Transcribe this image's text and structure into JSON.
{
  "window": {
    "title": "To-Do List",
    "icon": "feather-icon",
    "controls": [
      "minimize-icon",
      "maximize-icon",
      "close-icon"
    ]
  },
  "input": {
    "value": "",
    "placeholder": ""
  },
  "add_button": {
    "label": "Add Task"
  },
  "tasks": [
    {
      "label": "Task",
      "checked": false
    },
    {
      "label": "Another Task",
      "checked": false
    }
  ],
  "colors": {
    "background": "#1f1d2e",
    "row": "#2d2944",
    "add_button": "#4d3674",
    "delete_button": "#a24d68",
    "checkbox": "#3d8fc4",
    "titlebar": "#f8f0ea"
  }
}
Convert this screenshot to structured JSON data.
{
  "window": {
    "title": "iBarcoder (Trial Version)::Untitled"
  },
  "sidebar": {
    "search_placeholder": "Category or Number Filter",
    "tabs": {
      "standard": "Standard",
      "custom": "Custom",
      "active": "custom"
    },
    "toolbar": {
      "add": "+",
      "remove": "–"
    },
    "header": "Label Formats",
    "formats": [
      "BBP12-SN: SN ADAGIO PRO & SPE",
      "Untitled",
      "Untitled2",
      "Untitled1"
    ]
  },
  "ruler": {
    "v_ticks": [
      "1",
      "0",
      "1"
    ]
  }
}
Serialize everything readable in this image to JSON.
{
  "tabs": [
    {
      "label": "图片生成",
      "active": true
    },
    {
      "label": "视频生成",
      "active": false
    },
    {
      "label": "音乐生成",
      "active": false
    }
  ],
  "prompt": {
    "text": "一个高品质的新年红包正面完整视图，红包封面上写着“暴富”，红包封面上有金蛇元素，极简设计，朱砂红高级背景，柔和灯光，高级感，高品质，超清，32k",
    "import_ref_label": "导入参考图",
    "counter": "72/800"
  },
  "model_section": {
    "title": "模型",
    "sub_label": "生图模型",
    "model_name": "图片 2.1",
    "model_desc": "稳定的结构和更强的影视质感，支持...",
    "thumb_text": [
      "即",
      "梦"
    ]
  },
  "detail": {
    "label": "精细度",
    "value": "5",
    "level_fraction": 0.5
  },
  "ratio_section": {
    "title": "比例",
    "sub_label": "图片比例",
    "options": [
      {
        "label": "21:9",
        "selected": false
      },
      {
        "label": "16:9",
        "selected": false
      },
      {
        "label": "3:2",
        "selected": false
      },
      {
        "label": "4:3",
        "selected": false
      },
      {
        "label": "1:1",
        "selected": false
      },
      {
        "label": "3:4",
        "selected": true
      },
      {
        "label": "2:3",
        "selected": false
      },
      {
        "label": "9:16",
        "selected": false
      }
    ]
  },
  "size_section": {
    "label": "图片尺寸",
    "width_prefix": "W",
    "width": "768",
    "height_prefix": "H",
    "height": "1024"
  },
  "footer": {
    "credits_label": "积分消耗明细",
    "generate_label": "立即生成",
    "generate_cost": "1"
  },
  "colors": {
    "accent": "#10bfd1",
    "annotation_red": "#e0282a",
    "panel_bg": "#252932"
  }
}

+++

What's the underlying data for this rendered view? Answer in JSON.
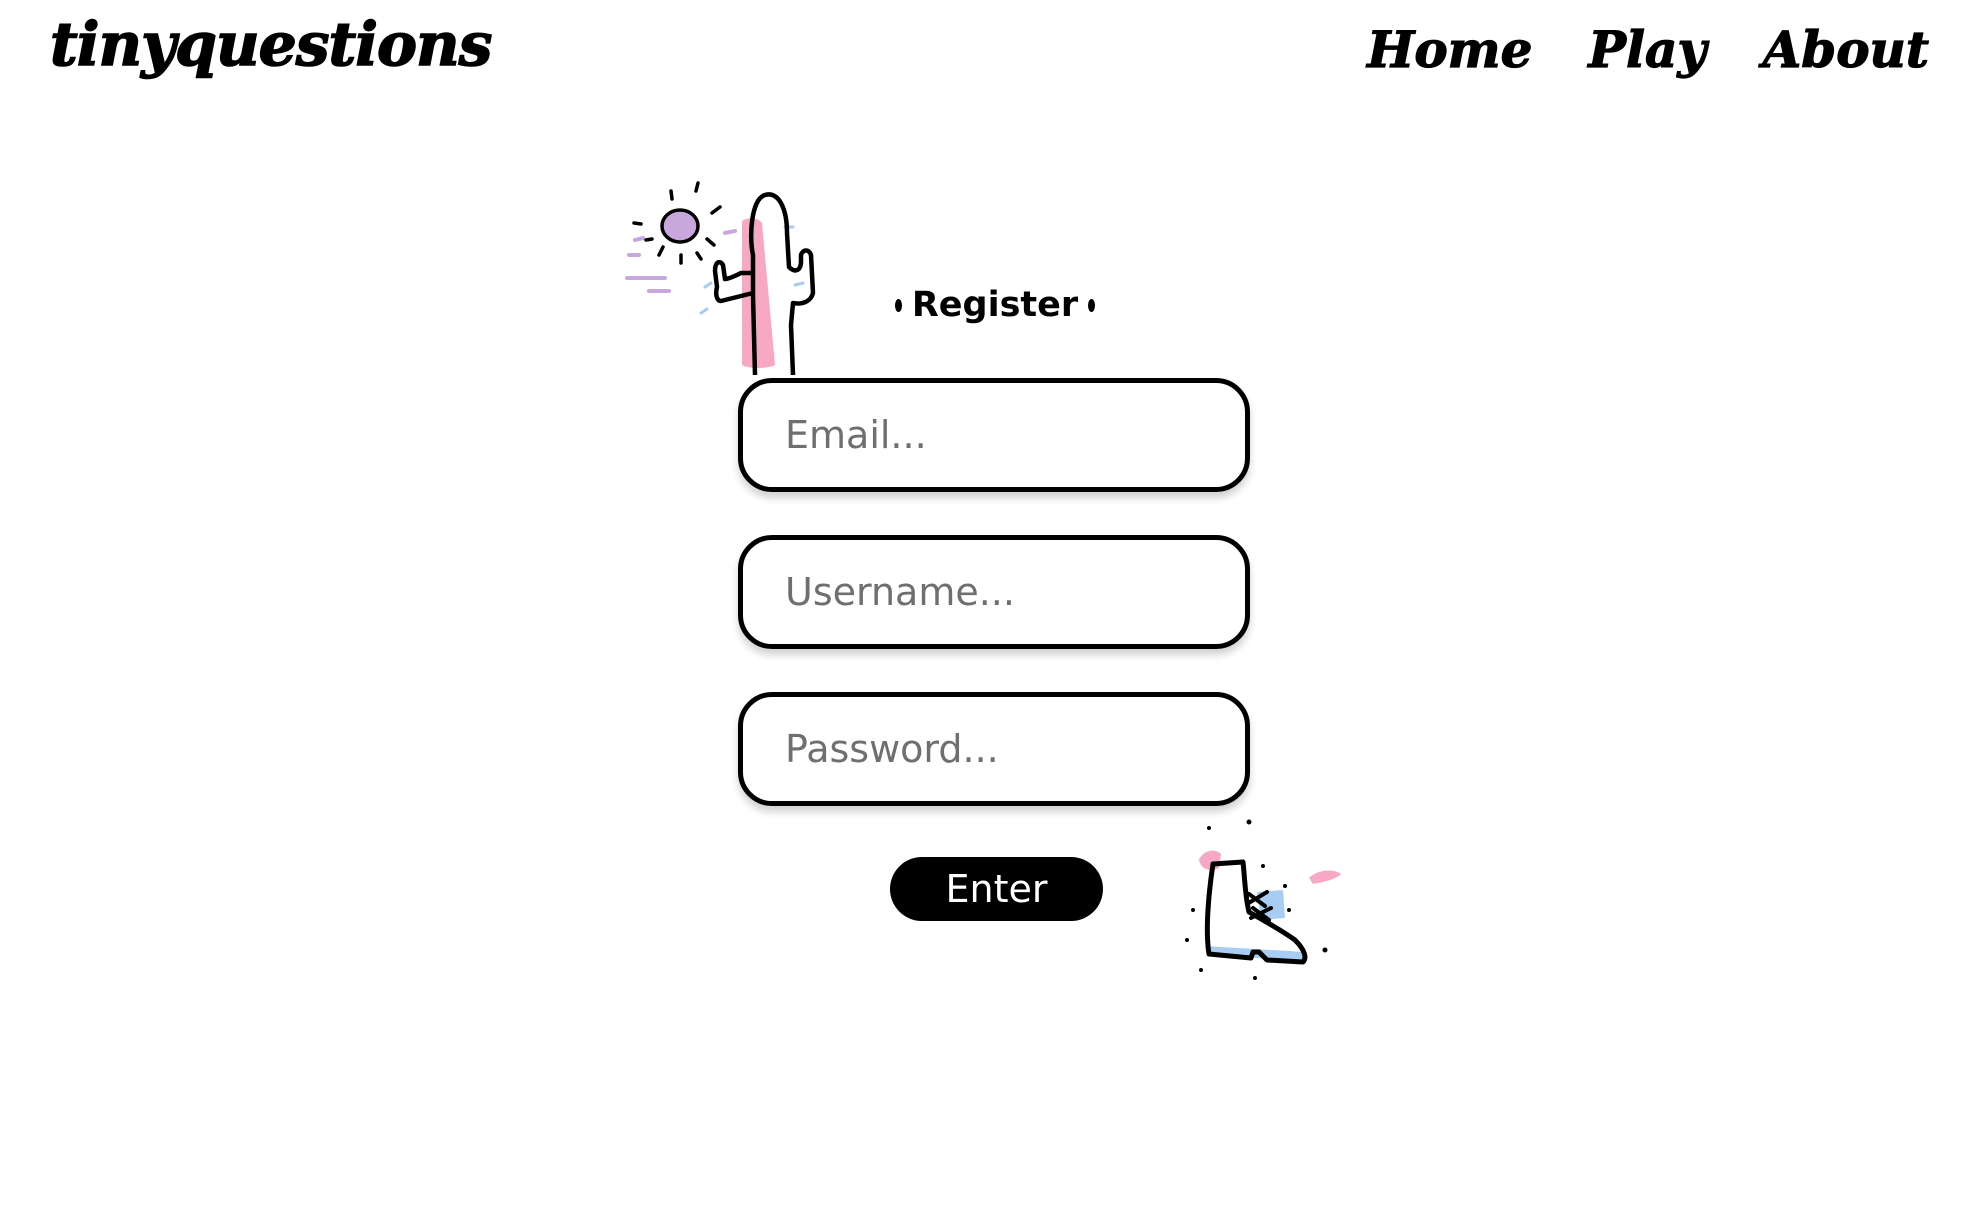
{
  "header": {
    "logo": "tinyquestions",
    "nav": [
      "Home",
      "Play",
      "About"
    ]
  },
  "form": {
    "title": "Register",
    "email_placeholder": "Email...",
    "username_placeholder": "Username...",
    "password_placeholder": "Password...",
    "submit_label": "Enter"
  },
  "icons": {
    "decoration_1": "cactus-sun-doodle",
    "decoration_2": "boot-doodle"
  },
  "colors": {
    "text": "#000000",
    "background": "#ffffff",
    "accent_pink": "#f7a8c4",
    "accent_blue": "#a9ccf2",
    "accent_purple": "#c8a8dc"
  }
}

+++

What you should do —
Give the count of lines in the data above that hold the string "this", with no additional words.

The completed task —
4